**Instruction**
Using the listing beneath this task, count the lines with the word "JSON" and write only the result.

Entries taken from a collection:
___

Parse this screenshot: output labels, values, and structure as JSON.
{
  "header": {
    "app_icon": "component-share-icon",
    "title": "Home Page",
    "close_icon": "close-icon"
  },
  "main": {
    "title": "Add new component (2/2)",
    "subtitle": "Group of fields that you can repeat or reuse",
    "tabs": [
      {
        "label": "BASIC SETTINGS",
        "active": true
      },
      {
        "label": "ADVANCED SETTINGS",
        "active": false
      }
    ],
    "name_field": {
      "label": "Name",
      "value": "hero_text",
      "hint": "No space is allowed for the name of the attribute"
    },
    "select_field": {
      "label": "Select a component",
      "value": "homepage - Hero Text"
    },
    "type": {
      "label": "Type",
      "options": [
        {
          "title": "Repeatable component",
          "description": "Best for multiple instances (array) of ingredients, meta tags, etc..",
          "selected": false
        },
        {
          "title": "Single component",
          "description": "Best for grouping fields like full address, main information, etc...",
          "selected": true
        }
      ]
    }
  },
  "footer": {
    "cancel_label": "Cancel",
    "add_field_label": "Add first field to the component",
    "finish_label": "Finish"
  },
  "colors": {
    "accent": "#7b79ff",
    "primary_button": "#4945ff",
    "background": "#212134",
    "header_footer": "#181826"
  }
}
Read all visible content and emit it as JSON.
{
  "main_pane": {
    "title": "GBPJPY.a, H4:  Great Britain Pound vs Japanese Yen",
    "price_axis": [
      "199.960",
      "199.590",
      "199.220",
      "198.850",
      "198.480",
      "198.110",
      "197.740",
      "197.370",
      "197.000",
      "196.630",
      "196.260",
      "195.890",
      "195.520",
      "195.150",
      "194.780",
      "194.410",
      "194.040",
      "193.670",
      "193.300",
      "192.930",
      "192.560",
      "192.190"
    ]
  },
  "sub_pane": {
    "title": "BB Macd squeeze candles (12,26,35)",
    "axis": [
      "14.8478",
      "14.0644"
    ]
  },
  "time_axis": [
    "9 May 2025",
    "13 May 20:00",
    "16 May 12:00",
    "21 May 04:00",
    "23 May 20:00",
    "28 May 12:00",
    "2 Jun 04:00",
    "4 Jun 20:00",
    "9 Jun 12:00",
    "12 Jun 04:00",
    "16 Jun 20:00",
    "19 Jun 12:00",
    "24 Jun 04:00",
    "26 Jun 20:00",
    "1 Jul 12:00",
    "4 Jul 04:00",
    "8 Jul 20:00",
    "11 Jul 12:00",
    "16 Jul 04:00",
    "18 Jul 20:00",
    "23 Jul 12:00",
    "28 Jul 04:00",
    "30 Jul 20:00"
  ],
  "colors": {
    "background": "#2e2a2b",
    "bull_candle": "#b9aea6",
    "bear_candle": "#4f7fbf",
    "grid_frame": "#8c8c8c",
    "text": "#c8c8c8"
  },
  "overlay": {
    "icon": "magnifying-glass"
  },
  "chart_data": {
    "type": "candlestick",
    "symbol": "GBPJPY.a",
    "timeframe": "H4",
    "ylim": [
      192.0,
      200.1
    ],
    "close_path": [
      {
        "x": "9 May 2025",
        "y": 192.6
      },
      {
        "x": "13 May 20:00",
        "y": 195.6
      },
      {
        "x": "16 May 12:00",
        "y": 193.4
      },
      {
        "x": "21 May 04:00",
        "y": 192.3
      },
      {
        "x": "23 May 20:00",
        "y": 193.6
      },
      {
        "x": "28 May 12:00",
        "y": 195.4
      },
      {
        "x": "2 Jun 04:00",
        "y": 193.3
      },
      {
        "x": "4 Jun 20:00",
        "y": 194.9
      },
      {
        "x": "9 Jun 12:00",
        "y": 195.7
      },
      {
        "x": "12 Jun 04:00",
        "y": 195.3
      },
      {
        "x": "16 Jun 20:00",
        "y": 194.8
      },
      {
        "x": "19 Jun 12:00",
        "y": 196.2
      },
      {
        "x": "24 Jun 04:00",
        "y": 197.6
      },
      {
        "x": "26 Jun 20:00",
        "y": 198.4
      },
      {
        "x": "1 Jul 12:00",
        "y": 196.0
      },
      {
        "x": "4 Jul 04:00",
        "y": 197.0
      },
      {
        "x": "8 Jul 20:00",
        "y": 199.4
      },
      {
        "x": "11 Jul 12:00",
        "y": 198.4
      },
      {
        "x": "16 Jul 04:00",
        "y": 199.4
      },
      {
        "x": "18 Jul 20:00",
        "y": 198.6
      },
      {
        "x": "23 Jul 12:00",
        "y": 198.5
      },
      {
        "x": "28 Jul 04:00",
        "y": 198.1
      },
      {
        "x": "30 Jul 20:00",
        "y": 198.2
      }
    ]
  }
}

___

**Exercise solution**
2